Entnimm den folgenden Einträgen sämtliche Zeilen und gib sie unverändert wieder. Die Bilder lässt du dabei weg.

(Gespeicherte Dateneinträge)
==*==

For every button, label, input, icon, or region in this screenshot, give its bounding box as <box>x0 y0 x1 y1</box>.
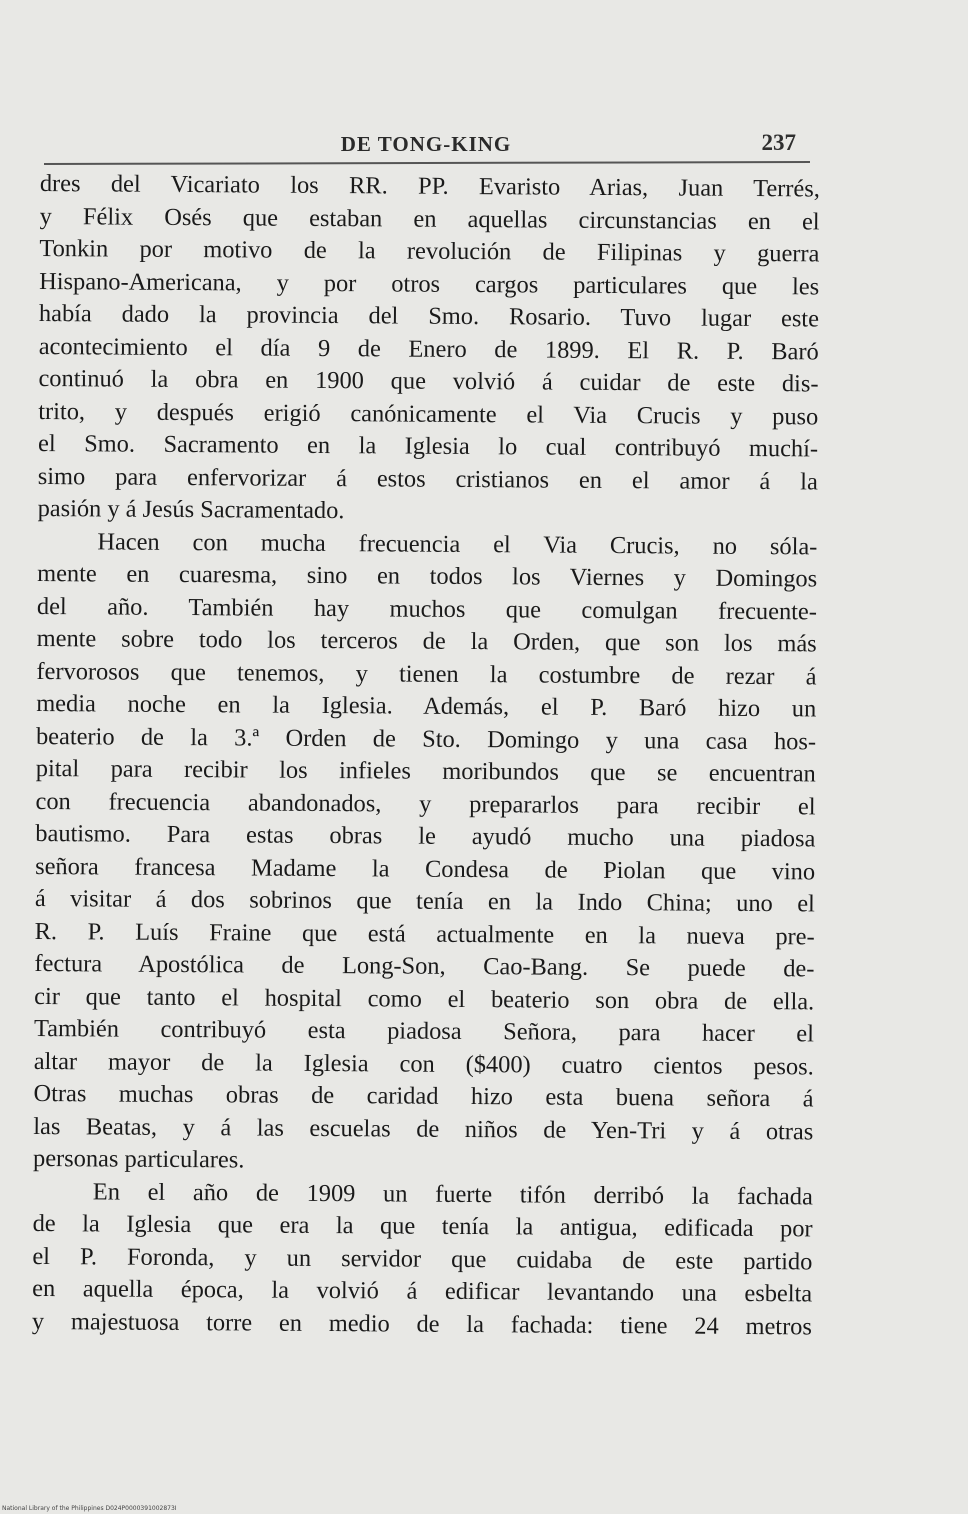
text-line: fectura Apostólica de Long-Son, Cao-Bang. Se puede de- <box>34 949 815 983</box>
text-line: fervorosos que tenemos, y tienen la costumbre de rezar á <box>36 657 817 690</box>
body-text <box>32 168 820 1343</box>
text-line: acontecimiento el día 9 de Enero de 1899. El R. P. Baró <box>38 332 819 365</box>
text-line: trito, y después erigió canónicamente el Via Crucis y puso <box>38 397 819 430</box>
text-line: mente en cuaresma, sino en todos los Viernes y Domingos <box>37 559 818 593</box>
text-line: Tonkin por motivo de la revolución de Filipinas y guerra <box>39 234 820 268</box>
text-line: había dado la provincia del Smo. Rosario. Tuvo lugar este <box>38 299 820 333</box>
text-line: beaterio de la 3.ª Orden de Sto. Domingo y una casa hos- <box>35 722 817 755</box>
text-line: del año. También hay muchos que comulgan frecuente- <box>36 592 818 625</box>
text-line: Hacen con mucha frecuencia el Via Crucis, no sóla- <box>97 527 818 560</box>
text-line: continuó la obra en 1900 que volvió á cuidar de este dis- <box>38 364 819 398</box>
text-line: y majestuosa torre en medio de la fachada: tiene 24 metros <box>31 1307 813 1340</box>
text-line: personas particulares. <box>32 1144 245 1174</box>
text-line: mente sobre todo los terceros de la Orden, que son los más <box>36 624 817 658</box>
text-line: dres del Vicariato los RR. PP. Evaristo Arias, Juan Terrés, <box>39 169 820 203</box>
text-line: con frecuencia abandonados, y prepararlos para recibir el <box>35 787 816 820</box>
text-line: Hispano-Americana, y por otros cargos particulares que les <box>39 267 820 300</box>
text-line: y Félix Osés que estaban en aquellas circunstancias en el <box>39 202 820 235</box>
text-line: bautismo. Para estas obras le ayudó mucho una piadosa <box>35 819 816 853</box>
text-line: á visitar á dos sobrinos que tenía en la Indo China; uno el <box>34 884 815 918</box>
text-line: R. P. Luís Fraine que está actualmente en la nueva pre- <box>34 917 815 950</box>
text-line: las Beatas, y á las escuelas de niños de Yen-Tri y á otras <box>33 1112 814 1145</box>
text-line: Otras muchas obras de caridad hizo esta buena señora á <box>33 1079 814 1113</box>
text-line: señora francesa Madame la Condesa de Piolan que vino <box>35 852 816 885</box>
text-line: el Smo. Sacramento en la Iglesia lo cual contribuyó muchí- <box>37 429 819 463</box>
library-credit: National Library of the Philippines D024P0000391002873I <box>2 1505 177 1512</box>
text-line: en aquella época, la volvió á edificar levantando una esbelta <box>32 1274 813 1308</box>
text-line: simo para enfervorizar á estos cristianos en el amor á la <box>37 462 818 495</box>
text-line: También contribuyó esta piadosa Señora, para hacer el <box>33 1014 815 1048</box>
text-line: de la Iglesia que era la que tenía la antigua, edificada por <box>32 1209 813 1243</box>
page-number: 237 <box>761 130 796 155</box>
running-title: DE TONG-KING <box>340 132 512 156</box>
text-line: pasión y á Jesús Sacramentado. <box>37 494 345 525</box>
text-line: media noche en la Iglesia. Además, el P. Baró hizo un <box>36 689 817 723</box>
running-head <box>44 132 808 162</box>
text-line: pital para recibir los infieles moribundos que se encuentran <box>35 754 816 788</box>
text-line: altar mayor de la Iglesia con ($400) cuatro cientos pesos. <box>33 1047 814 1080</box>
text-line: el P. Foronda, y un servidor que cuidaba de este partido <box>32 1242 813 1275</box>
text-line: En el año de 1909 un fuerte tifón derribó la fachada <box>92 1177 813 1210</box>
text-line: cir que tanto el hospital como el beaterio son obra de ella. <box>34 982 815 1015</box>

==*==

[Schriftliche Antwort]
For every button, label, input, icon, or region in this screenshot, give its bounding box as <box>x0 y0 x1 y1</box>.
text-line: fectura Apostólica de Long-Son, Cao-Bang. Se puede de- <box>34 949 815 983</box>
text-line: fervorosos que tenemos, y tienen la costumbre de rezar á <box>36 657 817 690</box>
body-text <box>32 168 820 1343</box>
text-line: acontecimiento el día 9 de Enero de 1899. El R. P. Baró <box>38 332 819 365</box>
text-line: trito, y después erigió canónicamente el Via Crucis y puso <box>38 397 819 430</box>
text-line: mente en cuaresma, sino en todos los Viernes y Domingos <box>37 559 818 593</box>
text-line: Tonkin por motivo de la revolución de Filipinas y guerra <box>39 234 820 268</box>
text-line: había dado la provincia del Smo. Rosario. Tuvo lugar este <box>38 299 820 333</box>
text-line: beaterio de la 3.ª Orden de Sto. Domingo y una casa hos- <box>35 722 817 755</box>
text-line: del año. También hay muchos que comulgan frecuente- <box>36 592 818 625</box>
text-line: Hacen con mucha frecuencia el Via Crucis, no sóla- <box>97 527 818 560</box>
text-line: continuó la obra en 1900 que volvió á cuidar de este dis- <box>38 364 819 398</box>
text-line: y majestuosa torre en medio de la fachada: tiene 24 metros <box>31 1307 813 1340</box>
text-line: personas particulares. <box>32 1144 245 1174</box>
text-line: mente sobre todo los terceros de la Orden, que son los más <box>36 624 817 658</box>
text-line: dres del Vicariato los RR. PP. Evaristo Arias, Juan Terrés, <box>39 169 820 203</box>
text-line: con frecuencia abandonados, y prepararlos para recibir el <box>35 787 816 820</box>
text-line: Hispano-Americana, y por otros cargos particulares que les <box>39 267 820 300</box>
text-line: y Félix Osés que estaban en aquellas circunstancias en el <box>39 202 820 235</box>
text-line: bautismo. Para estas obras le ayudó mucho una piadosa <box>35 819 816 853</box>
text-line: á visitar á dos sobrinos que tenía en la Indo China; uno el <box>34 884 815 918</box>
text-line: R. P. Luís Fraine que está actualmente en la nueva pre- <box>34 917 815 950</box>
text-line: las Beatas, y á las escuelas de niños de Yen-Tri y á otras <box>33 1112 814 1145</box>
text-line: Otras muchas obras de caridad hizo esta buena señora á <box>33 1079 814 1113</box>
text-line: señora francesa Madame la Condesa de Piolan que vino <box>35 852 816 885</box>
text-line: el Smo. Sacramento en la Iglesia lo cual contribuyó muchí- <box>37 429 819 463</box>
library-credit: National Library of the Philippines D024P0000391002873I <box>2 1505 177 1512</box>
text-line: en aquella época, la volvió á edificar levantando una esbelta <box>32 1274 813 1308</box>
text-line: simo para enfervorizar á estos cristianos en el amor á la <box>37 462 818 495</box>
text-line: También contribuyó esta piadosa Señora, para hacer el <box>33 1014 815 1048</box>
text-line: de la Iglesia que era la que tenía la antigua, edificada por <box>32 1209 813 1243</box>
page-number: 237 <box>761 130 796 155</box>
running-title: DE TONG-KING <box>340 132 512 156</box>
text-line: pasión y á Jesús Sacramentado. <box>37 494 345 525</box>
text-line: media noche en la Iglesia. Además, el P. Baró hizo un <box>36 689 817 723</box>
running-head <box>44 132 808 162</box>
text-line: pital para recibir los infieles moribundos que se encuentran <box>35 754 816 788</box>
text-line: altar mayor de la Iglesia con ($400) cuatro cientos pesos. <box>33 1047 814 1080</box>
text-line: el P. Foronda, y un servidor que cuidaba de este partido <box>32 1242 813 1275</box>
text-line: En el año de 1909 un fuerte tifón derribó la fachada <box>92 1177 813 1210</box>
text-line: cir que tanto el hospital como el beaterio son obra de ella. <box>34 982 815 1015</box>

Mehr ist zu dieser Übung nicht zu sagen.